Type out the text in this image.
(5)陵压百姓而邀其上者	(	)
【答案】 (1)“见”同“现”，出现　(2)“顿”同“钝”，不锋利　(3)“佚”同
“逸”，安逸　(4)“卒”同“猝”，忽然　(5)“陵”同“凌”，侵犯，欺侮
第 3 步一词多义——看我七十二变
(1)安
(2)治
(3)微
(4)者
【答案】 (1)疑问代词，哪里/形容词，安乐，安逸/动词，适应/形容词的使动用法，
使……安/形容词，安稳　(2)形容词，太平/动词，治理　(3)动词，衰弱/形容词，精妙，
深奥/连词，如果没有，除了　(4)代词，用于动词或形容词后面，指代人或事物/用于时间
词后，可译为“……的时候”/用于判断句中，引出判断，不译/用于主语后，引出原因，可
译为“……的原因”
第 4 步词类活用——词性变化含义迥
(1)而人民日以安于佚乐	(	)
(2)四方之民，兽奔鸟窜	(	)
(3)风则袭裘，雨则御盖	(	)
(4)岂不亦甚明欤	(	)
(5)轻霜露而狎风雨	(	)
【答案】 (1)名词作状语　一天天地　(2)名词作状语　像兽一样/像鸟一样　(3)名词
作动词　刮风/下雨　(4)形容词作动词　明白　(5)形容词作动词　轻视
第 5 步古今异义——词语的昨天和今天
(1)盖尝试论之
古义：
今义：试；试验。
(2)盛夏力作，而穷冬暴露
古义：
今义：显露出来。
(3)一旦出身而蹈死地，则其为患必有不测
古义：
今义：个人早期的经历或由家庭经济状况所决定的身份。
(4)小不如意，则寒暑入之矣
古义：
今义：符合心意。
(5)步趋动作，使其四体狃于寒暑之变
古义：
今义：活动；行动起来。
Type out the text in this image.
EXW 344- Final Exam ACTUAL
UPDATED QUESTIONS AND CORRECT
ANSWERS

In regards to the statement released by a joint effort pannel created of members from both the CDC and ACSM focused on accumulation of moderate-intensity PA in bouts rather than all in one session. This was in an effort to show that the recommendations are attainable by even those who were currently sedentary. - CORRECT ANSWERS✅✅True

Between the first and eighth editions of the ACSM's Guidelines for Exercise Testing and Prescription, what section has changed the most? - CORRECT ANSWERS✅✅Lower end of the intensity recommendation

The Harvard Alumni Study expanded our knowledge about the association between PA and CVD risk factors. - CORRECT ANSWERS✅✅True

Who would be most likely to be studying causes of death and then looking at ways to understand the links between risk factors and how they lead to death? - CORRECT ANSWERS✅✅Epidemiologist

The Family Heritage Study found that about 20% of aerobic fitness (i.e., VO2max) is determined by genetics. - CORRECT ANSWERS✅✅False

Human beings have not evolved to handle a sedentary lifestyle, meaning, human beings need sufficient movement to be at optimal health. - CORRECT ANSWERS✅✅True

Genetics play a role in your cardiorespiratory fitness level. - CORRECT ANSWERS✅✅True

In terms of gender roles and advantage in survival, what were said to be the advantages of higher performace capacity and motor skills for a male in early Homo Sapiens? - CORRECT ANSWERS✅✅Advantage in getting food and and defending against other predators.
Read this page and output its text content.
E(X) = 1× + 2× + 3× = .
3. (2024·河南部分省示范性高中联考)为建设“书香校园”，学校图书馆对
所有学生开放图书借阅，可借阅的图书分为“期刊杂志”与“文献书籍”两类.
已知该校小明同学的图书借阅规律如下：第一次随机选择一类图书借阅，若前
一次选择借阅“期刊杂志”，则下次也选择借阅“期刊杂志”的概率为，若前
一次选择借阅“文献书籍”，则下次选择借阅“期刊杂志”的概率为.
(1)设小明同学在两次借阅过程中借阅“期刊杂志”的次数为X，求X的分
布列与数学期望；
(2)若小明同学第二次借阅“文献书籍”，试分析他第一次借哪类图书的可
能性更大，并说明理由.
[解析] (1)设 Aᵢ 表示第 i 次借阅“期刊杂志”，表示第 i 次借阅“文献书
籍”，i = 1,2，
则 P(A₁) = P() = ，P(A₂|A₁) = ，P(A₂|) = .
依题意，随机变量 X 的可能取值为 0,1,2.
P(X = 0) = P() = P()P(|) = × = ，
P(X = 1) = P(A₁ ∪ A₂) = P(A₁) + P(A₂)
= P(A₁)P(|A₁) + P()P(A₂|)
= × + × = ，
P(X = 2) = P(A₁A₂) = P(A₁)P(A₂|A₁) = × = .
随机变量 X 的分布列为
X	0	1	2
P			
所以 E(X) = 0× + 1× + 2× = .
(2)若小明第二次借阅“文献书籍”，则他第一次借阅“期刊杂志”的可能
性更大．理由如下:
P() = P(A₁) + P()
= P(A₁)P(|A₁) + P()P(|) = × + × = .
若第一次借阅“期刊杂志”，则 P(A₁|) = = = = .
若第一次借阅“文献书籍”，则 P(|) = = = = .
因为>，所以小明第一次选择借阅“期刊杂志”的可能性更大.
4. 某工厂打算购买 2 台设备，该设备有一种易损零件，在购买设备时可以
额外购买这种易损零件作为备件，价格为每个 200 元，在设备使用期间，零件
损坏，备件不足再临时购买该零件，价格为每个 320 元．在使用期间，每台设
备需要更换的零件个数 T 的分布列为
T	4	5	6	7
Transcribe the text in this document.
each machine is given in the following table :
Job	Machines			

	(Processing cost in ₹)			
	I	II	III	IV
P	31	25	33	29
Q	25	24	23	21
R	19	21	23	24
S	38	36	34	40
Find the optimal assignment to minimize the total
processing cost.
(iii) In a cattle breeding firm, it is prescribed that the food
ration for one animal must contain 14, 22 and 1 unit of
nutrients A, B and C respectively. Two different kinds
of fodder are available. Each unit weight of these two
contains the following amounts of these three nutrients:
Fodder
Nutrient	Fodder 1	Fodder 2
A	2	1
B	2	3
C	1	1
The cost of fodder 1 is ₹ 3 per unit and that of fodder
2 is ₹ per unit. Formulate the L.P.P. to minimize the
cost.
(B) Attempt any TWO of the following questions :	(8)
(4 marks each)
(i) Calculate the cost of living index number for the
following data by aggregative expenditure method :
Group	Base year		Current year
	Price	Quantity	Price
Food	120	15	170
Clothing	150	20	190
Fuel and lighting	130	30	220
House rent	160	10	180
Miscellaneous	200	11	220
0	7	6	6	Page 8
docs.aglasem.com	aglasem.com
___
• [Task] Return the whole listing exactly, with every line included.

• [Written answer]
Type out the text in this image.
(5)陵压百姓而邀其上者	(	)
【答案】 (1)“见”同“现”，出现　(2)“顿”同“钝”，不锋利　(3)“佚”同
“逸”，安逸　(4)“卒”同“猝”，忽然　(5)“陵”同“凌”，侵犯，欺侮
第 3 步一词多义——看我七十二变
(1)安
(2)治
(3)微
(4)者
【答案】 (1)疑问代词，哪里/形容词，安乐，安逸/动词，适应/形容词的使动用法，
使……安/形容词，安稳　(2)形容词，太平/动词，治理　(3)动词，衰弱/形容词，精妙，
深奥/连词，如果没有，除了　(4)代词，用于动词或形容词后面，指代人或事物/用于时间
词后，可译为“……的时候”/用于判断句中，引出判断，不译/用于主语后，引出原因，可
译为“……的原因”
第 4 步词类活用——词性变化含义迥
(1)而人民日以安于佚乐	(	)
(2)四方之民，兽奔鸟窜	(	)
(3)风则袭裘，雨则御盖	(	)
(4)岂不亦甚明欤	(	)
(5)轻霜露而狎风雨	(	)
【答案】 (1)名词作状语　一天天地　(2)名词作状语　像兽一样/像鸟一样　(3)名词
作动词　刮风/下雨　(4)形容词作动词　明白　(5)形容词作动词　轻视
第 5 步古今异义——词语的昨天和今天
(1)盖尝试论之
古义：
今义：试；试验。
(2)盛夏力作，而穷冬暴露
古义：
今义：显露出来。
(3)一旦出身而蹈死地，则其为患必有不测
古义：
今义：个人早期的经历或由家庭经济状况所决定的身份。
(4)小不如意，则寒暑入之矣
古义：
今义：符合心意。
(5)步趋动作，使其四体狃于寒暑之变
古义：
今义：活动；行动起来。
Type out the text in this image.
EXW 344- Final Exam ACTUAL
UPDATED QUESTIONS AND CORRECT
ANSWERS

In regards to the statement released by a joint effort pannel created of members from both the CDC and ACSM focused on accumulation of moderate-intensity PA in bouts rather than all in one session. This was in an effort to show that the recommendations are attainable by even those who were currently sedentary. - CORRECT ANSWERS✅✅True

Between the first and eighth editions of the ACSM's Guidelines for Exercise Testing and Prescription, what section has changed the most? - CORRECT ANSWERS✅✅Lower end of the intensity recommendation

The Harvard Alumni Study expanded our knowledge about the association between PA and CVD risk factors. - CORRECT ANSWERS✅✅True

Who would be most likely to be studying causes of death and then looking at ways to understand the links between risk factors and how they lead to death? - CORRECT ANSWERS✅✅Epidemiologist

The Family Heritage Study found that about 20% of aerobic fitness (i.e., VO2max) is determined by genetics. - CORRECT ANSWERS✅✅False

Human beings have not evolved to handle a sedentary lifestyle, meaning, human beings need sufficient movement to be at optimal health. - CORRECT ANSWERS✅✅True

Genetics play a role in your cardiorespiratory fitness level. - CORRECT ANSWERS✅✅True

In terms of gender roles and advantage in survival, what were said to be the advantages of higher performace capacity and motor skills for a male in early Homo Sapiens? - CORRECT ANSWERS✅✅Advantage in getting food and and defending against other predators.
Read this page and output its text content.
E(X) = 1× + 2× + 3× = .
3. (2024·河南部分省示范性高中联考)为建设“书香校园”，学校图书馆对
所有学生开放图书借阅，可借阅的图书分为“期刊杂志”与“文献书籍”两类.
已知该校小明同学的图书借阅规律如下：第一次随机选择一类图书借阅，若前
一次选择借阅“期刊杂志”，则下次也选择借阅“期刊杂志”的概率为，若前
一次选择借阅“文献书籍”，则下次选择借阅“期刊杂志”的概率为.
(1)设小明同学在两次借阅过程中借阅“期刊杂志”的次数为X，求X的分
布列与数学期望；
(2)若小明同学第二次借阅“文献书籍”，试分析他第一次借哪类图书的可
能性更大，并说明理由.
[解析] (1)设 Aᵢ 表示第 i 次借阅“期刊杂志”，表示第 i 次借阅“文献书
籍”，i = 1,2，
则 P(A₁) = P() = ，P(A₂|A₁) = ，P(A₂|) = .
依题意，随机变量 X 的可能取值为 0,1,2.
P(X = 0) = P() = P()P(|) = × = ，
P(X = 1) = P(A₁ ∪ A₂) = P(A₁) + P(A₂)
= P(A₁)P(|A₁) + P()P(A₂|)
= × + × = ，
P(X = 2) = P(A₁A₂) = P(A₁)P(A₂|A₁) = × = .
随机变量 X 的分布列为
X	0	1	2
P			
所以 E(X) = 0× + 1× + 2× = .
(2)若小明第二次借阅“文献书籍”，则他第一次借阅“期刊杂志”的可能
性更大．理由如下:
P() = P(A₁) + P()
= P(A₁)P(|A₁) + P()P(|) = × + × = .
若第一次借阅“期刊杂志”，则 P(A₁|) = = = = .
若第一次借阅“文献书籍”，则 P(|) = = = = .
因为>，所以小明第一次选择借阅“期刊杂志”的可能性更大.
4. 某工厂打算购买 2 台设备，该设备有一种易损零件，在购买设备时可以
额外购买这种易损零件作为备件，价格为每个 200 元，在设备使用期间，零件
损坏，备件不足再临时购买该零件，价格为每个 320 元．在使用期间，每台设
备需要更换的零件个数 T 的分布列为
T	4	5	6	7
Transcribe the text in this document.
each machine is given in the following table :
Job	Machines			

	(Processing cost in ₹)			
	I	II	III	IV
P	31	25	33	29
Q	25	24	23	21
R	19	21	23	24
S	38	36	34	40
Find the optimal assignment to minimize the total
processing cost.
(iii) In a cattle breeding firm, it is prescribed that the food
ration for one animal must contain 14, 22 and 1 unit of
nutrients A, B and C respectively. Two different kinds
of fodder are available. Each unit weight of these two
contains the following amounts of these three nutrients:
Fodder
Nutrient	Fodder 1	Fodder 2
A	2	1
B	2	3
C	1	1
The cost of fodder 1 is ₹ 3 per unit and that of fodder
2 is ₹ per unit. Formulate the L.P.P. to minimize the
cost.
(B) Attempt any TWO of the following questions :	(8)
(4 marks each)
(i) Calculate the cost of living index number for the
following data by aggregative expenditure method :
Group	Base year		Current year
	Price	Quantity	Price
Food	120	15	170
Clothing	150	20	190
Fuel and lighting	130	30	220
House rent	160	10	180
Miscellaneous	200	11	220
0	7	6	6	Page 8
docs.aglasem.com	aglasem.com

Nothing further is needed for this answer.